■ **What is required**
The exercise asks for every line of the data to be reproduced exactly.

■ **Material**
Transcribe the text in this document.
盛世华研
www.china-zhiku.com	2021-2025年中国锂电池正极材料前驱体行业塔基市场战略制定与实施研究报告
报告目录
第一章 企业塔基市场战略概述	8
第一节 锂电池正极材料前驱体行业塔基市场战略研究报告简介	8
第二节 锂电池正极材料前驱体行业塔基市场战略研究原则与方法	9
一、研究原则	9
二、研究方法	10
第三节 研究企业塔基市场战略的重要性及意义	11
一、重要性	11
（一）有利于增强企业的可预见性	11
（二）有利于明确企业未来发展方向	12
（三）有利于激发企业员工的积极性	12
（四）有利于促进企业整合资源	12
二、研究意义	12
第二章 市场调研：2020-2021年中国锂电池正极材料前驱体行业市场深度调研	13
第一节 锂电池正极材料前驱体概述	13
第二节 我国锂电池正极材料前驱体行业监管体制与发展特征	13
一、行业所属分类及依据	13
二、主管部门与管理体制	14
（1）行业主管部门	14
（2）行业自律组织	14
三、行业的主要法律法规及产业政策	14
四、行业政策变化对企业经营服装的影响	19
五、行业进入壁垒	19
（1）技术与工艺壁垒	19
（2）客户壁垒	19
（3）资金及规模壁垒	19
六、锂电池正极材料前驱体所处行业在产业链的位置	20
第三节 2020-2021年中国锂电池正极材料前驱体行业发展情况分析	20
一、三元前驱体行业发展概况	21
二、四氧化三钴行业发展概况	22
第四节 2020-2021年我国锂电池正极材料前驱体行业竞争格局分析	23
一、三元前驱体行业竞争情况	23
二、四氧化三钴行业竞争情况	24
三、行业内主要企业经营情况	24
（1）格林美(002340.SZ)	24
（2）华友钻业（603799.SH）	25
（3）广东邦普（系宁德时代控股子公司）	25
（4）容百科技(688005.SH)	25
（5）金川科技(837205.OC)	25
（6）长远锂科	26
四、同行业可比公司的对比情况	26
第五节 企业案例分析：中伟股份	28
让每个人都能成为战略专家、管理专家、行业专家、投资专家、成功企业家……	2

■ **Solution to the problem**
Transcribe the text in this document.
盛世华研
www.china-zhiku.com	2021-2025年中国锂电池正极材料前驱体行业塔基市场战略制定与实施研究报告
报告目录
第一章 企业塔基市场战略概述	8
第一节 锂电池正极材料前驱体行业塔基市场战略研究报告简介	8
第二节 锂电池正极材料前驱体行业塔基市场战略研究原则与方法	9
一、研究原则	9
二、研究方法	10
第三节 研究企业塔基市场战略的重要性及意义	11
一、重要性	11
（一）有利于增强企业的可预见性	11
（二）有利于明确企业未来发展方向	12
（三）有利于激发企业员工的积极性	12
（四）有利于促进企业整合资源	12
二、研究意义	12
第二章 市场调研：2020-2021年中国锂电池正极材料前驱体行业市场深度调研	13
第一节 锂电池正极材料前驱体概述	13
第二节 我国锂电池正极材料前驱体行业监管体制与发展特征	13
一、行业所属分类及依据	13
二、主管部门与管理体制	14
（1）行业主管部门	14
（2）行业自律组织	14
三、行业的主要法律法规及产业政策	14
四、行业政策变化对企业经营服装的影响	19
五、行业进入壁垒	19
（1）技术与工艺壁垒	19
（2）客户壁垒	19
（3）资金及规模壁垒	19
六、锂电池正极材料前驱体所处行业在产业链的位置	20
第三节 2020-2021年中国锂电池正极材料前驱体行业发展情况分析	20
一、三元前驱体行业发展概况	21
二、四氧化三钴行业发展概况	22
第四节 2020-2021年我国锂电池正极材料前驱体行业竞争格局分析	23
一、三元前驱体行业竞争情况	23
二、四氧化三钴行业竞争情况	24
三、行业内主要企业经营情况	24
（1）格林美(002340.SZ)	24
（2）华友钻业（603799.SH）	25
（3）广东邦普（系宁德时代控股子公司）	25
（4）容百科技(688005.SH)	25
（5）金川科技(837205.OC)	25
（6）长远锂科	26
四、同行业可比公司的对比情况	26
第五节 企业案例分析：中伟股份	28
让每个人都能成为战略专家、管理专家、行业专家、投资专家、成功企业家……	2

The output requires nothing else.